WHAT YOU SHOULD DO -> Restate the full set of records exactly, word for word.

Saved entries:
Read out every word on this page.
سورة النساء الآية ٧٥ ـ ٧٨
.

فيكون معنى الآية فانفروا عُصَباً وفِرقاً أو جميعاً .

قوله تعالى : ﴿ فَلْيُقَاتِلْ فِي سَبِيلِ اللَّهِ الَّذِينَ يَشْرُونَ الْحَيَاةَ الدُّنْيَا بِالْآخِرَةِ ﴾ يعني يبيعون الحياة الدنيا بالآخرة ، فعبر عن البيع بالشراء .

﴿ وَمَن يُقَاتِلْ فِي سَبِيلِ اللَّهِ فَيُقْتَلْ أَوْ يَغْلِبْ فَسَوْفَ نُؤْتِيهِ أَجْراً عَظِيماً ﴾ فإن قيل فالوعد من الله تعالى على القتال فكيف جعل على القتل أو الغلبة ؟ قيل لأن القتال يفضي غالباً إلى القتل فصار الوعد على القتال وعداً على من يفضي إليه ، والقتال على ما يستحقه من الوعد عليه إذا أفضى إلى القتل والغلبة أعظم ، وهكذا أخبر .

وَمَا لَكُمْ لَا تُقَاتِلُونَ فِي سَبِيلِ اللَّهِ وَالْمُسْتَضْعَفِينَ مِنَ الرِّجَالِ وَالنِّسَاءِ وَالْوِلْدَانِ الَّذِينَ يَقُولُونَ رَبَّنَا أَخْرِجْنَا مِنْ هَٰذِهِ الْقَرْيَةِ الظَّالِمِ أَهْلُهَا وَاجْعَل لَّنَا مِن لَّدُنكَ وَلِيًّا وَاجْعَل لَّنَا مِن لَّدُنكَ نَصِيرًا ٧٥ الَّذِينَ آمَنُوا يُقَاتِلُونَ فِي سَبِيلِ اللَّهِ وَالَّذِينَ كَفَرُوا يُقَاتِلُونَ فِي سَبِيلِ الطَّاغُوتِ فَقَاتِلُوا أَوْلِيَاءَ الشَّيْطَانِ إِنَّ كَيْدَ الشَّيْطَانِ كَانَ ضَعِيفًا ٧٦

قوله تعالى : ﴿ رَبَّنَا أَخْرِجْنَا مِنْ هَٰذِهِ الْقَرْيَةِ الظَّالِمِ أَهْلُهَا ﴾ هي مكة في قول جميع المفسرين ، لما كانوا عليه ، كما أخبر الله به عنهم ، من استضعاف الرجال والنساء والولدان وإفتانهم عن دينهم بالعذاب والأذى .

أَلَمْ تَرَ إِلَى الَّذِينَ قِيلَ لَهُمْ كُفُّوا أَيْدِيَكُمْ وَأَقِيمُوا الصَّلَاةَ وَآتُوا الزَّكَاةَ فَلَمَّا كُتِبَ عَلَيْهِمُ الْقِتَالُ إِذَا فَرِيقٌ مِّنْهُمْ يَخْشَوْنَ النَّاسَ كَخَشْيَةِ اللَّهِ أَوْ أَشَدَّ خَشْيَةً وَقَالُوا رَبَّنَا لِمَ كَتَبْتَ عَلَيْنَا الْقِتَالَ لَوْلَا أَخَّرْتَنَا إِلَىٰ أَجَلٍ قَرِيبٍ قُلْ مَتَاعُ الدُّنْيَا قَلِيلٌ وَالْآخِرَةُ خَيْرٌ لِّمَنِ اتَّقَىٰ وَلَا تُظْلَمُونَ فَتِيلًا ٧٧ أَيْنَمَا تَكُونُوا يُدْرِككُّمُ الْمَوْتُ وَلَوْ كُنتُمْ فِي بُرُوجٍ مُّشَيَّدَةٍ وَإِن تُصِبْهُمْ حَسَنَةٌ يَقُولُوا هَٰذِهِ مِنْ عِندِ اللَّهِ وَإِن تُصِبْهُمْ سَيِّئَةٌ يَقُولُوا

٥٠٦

RESULT BELOW ->
Read out every word on this page.
سورة النساء الآية ٧٥ ـ ٧٨
.

فيكون معنى الآية فانفروا عُصَباً وفِرقاً أو جميعاً .

قوله تعالى : ﴿ فَلْيُقَاتِلْ فِي سَبِيلِ اللَّهِ الَّذِينَ يَشْرُونَ الْحَيَاةَ الدُّنْيَا بِالْآخِرَةِ ﴾ يعني يبيعون الحياة الدنيا بالآخرة ، فعبر عن البيع بالشراء .

﴿ وَمَن يُقَاتِلْ فِي سَبِيلِ اللَّهِ فَيُقْتَلْ أَوْ يَغْلِبْ فَسَوْفَ نُؤْتِيهِ أَجْراً عَظِيماً ﴾ فإن قيل فالوعد من الله تعالى على القتال فكيف جعل على القتل أو الغلبة ؟ قيل لأن القتال يفضي غالباً إلى القتل فصار الوعد على القتال وعداً على من يفضي إليه ، والقتال على ما يستحقه من الوعد عليه إذا أفضى إلى القتل والغلبة أعظم ، وهكذا أخبر .

وَمَا لَكُمْ لَا تُقَاتِلُونَ فِي سَبِيلِ اللَّهِ وَالْمُسْتَضْعَفِينَ مِنَ الرِّجَالِ وَالنِّسَاءِ وَالْوِلْدَانِ الَّذِينَ يَقُولُونَ رَبَّنَا أَخْرِجْنَا مِنْ هَٰذِهِ الْقَرْيَةِ الظَّالِمِ أَهْلُهَا وَاجْعَل لَّنَا مِن لَّدُنكَ وَلِيًّا وَاجْعَل لَّنَا مِن لَّدُنكَ نَصِيرًا ٧٥ الَّذِينَ آمَنُوا يُقَاتِلُونَ فِي سَبِيلِ اللَّهِ وَالَّذِينَ كَفَرُوا يُقَاتِلُونَ فِي سَبِيلِ الطَّاغُوتِ فَقَاتِلُوا أَوْلِيَاءَ الشَّيْطَانِ إِنَّ كَيْدَ الشَّيْطَانِ كَانَ ضَعِيفًا ٧٦

قوله تعالى : ﴿ رَبَّنَا أَخْرِجْنَا مِنْ هَٰذِهِ الْقَرْيَةِ الظَّالِمِ أَهْلُهَا ﴾ هي مكة في قول جميع المفسرين ، لما كانوا عليه ، كما أخبر الله به عنهم ، من استضعاف الرجال والنساء والولدان وإفتانهم عن دينهم بالعذاب والأذى .

أَلَمْ تَرَ إِلَى الَّذِينَ قِيلَ لَهُمْ كُفُّوا أَيْدِيَكُمْ وَأَقِيمُوا الصَّلَاةَ وَآتُوا الزَّكَاةَ فَلَمَّا كُتِبَ عَلَيْهِمُ الْقِتَالُ إِذَا فَرِيقٌ مِّنْهُمْ يَخْشَوْنَ النَّاسَ كَخَشْيَةِ اللَّهِ أَوْ أَشَدَّ خَشْيَةً وَقَالُوا رَبَّنَا لِمَ كَتَبْتَ عَلَيْنَا الْقِتَالَ لَوْلَا أَخَّرْتَنَا إِلَىٰ أَجَلٍ قَرِيبٍ قُلْ مَتَاعُ الدُّنْيَا قَلِيلٌ وَالْآخِرَةُ خَيْرٌ لِّمَنِ اتَّقَىٰ وَلَا تُظْلَمُونَ فَتِيلًا ٧٧ أَيْنَمَا تَكُونُوا يُدْرِككُّمُ الْمَوْتُ وَلَوْ كُنتُمْ فِي بُرُوجٍ مُّشَيَّدَةٍ وَإِن تُصِبْهُمْ حَسَنَةٌ يَقُولُوا هَٰذِهِ مِنْ عِندِ اللَّهِ وَإِن تُصِبْهُمْ سَيِّئَةٌ يَقُولُوا

٥٠٦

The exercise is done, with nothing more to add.